→ **Exercise**:
Copy the records from the line containing "Enumerate the UI" through the line containing "293, 112, 319]", inclusive, reproducing each line verbatim.

→ **The data**:
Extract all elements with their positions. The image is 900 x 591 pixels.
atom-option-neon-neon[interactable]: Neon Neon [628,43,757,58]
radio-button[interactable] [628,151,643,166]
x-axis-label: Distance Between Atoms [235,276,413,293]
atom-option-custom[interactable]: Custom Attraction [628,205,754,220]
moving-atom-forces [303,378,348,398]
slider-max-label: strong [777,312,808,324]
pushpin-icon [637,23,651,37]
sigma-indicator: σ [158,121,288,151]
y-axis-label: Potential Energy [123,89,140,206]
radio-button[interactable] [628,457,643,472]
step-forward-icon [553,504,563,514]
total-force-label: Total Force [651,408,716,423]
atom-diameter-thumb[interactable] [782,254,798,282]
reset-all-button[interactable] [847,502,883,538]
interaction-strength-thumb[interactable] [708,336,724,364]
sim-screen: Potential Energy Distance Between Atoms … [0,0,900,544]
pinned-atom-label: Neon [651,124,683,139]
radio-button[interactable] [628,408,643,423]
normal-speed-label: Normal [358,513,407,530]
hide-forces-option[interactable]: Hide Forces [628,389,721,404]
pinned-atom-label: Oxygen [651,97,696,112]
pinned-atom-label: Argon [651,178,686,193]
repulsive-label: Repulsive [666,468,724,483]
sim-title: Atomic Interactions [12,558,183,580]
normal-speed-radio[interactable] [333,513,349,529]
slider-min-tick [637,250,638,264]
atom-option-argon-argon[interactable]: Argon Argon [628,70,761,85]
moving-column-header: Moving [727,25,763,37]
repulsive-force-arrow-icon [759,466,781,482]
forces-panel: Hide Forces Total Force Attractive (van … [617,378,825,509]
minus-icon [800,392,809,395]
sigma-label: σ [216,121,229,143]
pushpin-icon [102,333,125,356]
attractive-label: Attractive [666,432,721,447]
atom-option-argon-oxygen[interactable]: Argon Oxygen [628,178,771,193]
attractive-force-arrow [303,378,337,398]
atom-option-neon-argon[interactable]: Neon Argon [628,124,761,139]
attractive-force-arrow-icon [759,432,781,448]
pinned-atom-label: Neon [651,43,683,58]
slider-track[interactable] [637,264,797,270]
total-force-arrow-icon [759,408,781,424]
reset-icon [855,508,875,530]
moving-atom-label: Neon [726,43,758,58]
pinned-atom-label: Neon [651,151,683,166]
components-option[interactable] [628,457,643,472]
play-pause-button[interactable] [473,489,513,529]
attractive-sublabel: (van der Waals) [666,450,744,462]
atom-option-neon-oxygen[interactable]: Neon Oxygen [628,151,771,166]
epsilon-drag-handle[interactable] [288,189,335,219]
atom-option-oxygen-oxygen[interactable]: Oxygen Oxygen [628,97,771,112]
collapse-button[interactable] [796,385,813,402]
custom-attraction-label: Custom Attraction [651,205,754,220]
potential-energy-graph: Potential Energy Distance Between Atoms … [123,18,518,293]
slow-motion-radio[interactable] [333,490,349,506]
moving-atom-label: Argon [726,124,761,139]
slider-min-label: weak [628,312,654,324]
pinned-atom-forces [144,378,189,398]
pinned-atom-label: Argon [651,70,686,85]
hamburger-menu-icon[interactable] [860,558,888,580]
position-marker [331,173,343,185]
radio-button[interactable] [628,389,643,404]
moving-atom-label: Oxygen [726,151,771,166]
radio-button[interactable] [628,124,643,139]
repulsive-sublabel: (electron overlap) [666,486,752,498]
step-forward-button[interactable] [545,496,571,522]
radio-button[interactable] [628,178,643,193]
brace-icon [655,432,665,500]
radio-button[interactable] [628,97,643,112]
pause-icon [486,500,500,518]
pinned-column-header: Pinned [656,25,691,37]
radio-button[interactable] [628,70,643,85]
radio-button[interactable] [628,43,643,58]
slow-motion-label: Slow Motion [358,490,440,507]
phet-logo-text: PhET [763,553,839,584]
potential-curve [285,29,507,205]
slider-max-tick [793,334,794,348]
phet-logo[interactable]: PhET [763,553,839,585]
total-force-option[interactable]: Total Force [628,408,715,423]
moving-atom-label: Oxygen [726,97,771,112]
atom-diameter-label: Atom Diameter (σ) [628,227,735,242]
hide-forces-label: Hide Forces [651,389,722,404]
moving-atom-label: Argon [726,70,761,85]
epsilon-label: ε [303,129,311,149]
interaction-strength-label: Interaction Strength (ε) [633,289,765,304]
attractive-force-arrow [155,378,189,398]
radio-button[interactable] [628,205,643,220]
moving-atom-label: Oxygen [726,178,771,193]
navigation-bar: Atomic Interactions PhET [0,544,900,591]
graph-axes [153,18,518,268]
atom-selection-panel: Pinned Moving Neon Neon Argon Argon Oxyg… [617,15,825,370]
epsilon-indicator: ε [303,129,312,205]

--

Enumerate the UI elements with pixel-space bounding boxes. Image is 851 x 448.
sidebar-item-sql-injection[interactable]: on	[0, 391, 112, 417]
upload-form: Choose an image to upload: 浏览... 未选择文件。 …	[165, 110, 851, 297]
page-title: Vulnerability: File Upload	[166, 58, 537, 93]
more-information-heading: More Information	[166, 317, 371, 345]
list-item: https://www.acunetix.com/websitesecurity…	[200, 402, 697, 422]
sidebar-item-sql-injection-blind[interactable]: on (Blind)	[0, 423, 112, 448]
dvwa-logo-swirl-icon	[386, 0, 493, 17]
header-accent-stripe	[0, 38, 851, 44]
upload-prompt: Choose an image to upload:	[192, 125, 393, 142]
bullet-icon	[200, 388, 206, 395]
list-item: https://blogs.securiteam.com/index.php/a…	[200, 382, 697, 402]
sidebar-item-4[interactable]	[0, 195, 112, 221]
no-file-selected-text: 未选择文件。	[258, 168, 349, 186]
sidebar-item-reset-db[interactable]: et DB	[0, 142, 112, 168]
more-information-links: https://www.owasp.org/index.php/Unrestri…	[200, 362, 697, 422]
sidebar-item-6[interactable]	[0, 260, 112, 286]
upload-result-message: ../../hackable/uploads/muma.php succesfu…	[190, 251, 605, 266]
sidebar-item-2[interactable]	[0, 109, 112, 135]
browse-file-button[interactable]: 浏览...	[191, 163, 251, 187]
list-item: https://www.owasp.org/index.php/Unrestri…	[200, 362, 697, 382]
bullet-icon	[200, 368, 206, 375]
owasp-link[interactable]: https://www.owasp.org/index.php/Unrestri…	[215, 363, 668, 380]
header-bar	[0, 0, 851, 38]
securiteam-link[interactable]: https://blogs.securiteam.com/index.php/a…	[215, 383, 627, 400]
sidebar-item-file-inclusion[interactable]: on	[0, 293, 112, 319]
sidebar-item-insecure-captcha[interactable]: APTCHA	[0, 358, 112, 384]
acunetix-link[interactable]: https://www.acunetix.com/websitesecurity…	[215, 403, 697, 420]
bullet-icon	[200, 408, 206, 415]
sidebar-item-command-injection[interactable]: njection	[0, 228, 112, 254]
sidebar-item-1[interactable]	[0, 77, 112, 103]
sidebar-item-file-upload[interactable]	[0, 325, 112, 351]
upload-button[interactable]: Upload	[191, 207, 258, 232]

==

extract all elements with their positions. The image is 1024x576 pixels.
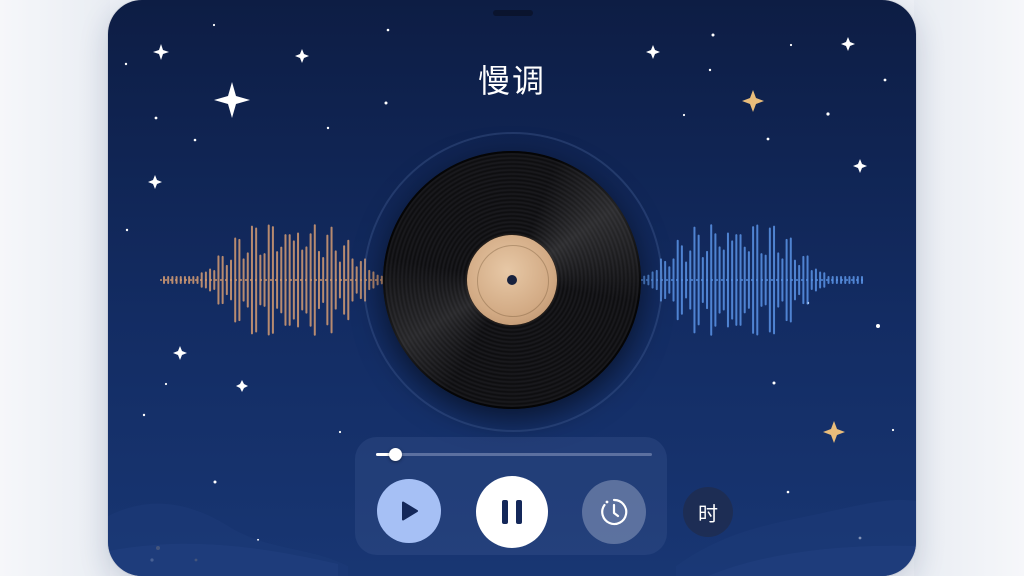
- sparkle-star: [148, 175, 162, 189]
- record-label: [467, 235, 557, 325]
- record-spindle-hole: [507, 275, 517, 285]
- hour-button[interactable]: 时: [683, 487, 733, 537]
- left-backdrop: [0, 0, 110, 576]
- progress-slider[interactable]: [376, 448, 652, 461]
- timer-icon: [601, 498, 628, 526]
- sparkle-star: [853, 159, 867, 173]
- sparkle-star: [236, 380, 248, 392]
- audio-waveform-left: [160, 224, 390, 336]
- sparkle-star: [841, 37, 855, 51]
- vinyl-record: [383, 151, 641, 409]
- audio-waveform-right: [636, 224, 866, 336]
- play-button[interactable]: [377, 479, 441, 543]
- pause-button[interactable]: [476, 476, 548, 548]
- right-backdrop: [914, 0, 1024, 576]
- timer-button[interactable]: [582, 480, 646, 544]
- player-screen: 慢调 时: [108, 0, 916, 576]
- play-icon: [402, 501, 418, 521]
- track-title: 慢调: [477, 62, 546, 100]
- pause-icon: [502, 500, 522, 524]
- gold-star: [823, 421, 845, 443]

→ **Correct response**:
Enumerate the UI elements with pixel-space bounding boxes. Image is 851 x 448.
sidebar-item-sql-injection[interactable]: on	[0, 391, 112, 417]
upload-form: Choose an image to upload: 浏览... 未选择文件。 …	[165, 110, 851, 297]
page-title: Vulnerability: File Upload	[166, 58, 537, 93]
more-information-heading: More Information	[166, 317, 371, 345]
list-item: https://www.acunetix.com/websitesecurity…	[200, 402, 697, 422]
sidebar-item-sql-injection-blind[interactable]: on (Blind)	[0, 423, 112, 448]
dvwa-logo-swirl-icon	[386, 0, 493, 17]
header-accent-stripe	[0, 38, 851, 44]
upload-prompt: Choose an image to upload:	[192, 125, 393, 142]
bullet-icon	[200, 388, 206, 395]
list-item: https://blogs.securiteam.com/index.php/a…	[200, 382, 697, 402]
sidebar-item-4[interactable]	[0, 195, 112, 221]
no-file-selected-text: 未选择文件。	[258, 168, 349, 186]
sidebar-item-reset-db[interactable]: et DB	[0, 142, 112, 168]
more-information-links: https://www.owasp.org/index.php/Unrestri…	[200, 362, 697, 422]
sidebar-item-6[interactable]	[0, 260, 112, 286]
upload-result-message: ../../hackable/uploads/muma.php succesfu…	[190, 251, 605, 266]
sidebar-item-2[interactable]	[0, 109, 112, 135]
browse-file-button[interactable]: 浏览...	[191, 163, 251, 187]
list-item: https://www.owasp.org/index.php/Unrestri…	[200, 362, 697, 382]
bullet-icon	[200, 368, 206, 375]
owasp-link[interactable]: https://www.owasp.org/index.php/Unrestri…	[215, 363, 668, 380]
header-bar	[0, 0, 851, 38]
securiteam-link[interactable]: https://blogs.securiteam.com/index.php/a…	[215, 383, 627, 400]
sidebar-item-file-inclusion[interactable]: on	[0, 293, 112, 319]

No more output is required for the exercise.